**REQUIRED TASK**
Each line that holds the word "Source" is to be identified and copied.

**MATERIAL SHOWN**
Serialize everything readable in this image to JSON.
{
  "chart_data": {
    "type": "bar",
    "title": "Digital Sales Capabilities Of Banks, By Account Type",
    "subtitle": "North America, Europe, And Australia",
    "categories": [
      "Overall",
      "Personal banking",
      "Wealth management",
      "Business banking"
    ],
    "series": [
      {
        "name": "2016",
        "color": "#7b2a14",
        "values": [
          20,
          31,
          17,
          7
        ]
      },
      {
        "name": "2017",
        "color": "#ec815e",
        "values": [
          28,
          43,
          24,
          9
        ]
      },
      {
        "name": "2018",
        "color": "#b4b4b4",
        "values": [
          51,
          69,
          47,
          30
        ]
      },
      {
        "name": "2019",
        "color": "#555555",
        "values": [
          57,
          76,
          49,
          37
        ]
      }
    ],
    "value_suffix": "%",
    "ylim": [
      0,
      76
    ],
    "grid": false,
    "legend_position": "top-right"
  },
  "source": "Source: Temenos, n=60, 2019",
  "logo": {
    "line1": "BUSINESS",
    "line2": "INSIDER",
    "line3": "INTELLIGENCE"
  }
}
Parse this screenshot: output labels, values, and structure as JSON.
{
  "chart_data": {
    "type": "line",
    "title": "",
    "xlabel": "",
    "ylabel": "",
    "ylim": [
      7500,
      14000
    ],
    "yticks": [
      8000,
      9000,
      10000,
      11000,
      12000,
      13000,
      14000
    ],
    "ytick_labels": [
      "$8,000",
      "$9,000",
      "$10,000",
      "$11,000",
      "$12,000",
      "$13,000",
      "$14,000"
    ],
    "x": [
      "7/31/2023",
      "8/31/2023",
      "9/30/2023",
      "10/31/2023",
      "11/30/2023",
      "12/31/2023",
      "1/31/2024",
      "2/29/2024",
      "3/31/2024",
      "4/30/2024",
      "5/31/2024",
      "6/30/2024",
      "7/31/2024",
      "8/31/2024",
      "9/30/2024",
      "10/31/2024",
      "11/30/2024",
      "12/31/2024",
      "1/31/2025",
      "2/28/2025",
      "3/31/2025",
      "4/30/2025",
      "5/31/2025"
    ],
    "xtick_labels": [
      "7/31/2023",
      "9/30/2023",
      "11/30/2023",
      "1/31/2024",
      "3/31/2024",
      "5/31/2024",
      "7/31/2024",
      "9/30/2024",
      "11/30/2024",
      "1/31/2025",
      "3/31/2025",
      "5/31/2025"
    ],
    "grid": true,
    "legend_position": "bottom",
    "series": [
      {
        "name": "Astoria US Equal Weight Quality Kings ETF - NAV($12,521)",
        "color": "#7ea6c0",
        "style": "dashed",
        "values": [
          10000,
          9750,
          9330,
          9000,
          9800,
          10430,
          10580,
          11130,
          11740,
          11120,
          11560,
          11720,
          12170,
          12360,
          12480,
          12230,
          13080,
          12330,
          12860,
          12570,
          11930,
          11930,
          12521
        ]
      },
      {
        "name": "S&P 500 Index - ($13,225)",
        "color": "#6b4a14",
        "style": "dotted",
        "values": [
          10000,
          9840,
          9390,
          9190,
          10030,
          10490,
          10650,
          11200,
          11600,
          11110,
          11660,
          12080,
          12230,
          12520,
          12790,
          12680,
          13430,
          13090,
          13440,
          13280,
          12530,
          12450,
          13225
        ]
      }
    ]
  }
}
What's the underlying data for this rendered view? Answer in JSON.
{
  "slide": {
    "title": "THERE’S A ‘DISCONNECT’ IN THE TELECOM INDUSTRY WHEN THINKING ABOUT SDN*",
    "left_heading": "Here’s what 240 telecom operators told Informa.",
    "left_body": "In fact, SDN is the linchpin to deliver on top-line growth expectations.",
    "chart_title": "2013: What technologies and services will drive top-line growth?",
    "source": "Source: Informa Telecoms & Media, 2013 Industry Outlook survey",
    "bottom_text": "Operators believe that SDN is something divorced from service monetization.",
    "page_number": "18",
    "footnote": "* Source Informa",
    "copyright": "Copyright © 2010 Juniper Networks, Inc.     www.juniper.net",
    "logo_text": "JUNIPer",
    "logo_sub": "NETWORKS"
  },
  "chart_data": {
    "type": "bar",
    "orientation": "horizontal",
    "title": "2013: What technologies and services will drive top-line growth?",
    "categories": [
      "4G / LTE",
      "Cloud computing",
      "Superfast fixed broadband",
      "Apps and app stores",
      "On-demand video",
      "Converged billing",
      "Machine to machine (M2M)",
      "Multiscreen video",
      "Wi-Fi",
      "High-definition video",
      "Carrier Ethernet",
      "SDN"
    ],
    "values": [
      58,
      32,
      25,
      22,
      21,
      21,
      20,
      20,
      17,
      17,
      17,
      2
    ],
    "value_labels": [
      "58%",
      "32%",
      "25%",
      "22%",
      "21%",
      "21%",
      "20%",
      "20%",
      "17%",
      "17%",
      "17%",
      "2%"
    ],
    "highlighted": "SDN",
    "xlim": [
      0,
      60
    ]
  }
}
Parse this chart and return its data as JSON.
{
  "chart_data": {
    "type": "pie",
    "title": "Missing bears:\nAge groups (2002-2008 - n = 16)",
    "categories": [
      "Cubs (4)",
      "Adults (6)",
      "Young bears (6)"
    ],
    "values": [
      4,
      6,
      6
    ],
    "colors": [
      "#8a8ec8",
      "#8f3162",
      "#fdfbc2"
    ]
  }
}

**ANSWER BELOW**
  "source": "Source: Temenos, n=60, 2019",
    "source": "Source: Informa Telecoms & Media, 2013 Industry Outlook survey",
    "footnote": "* Source Informa",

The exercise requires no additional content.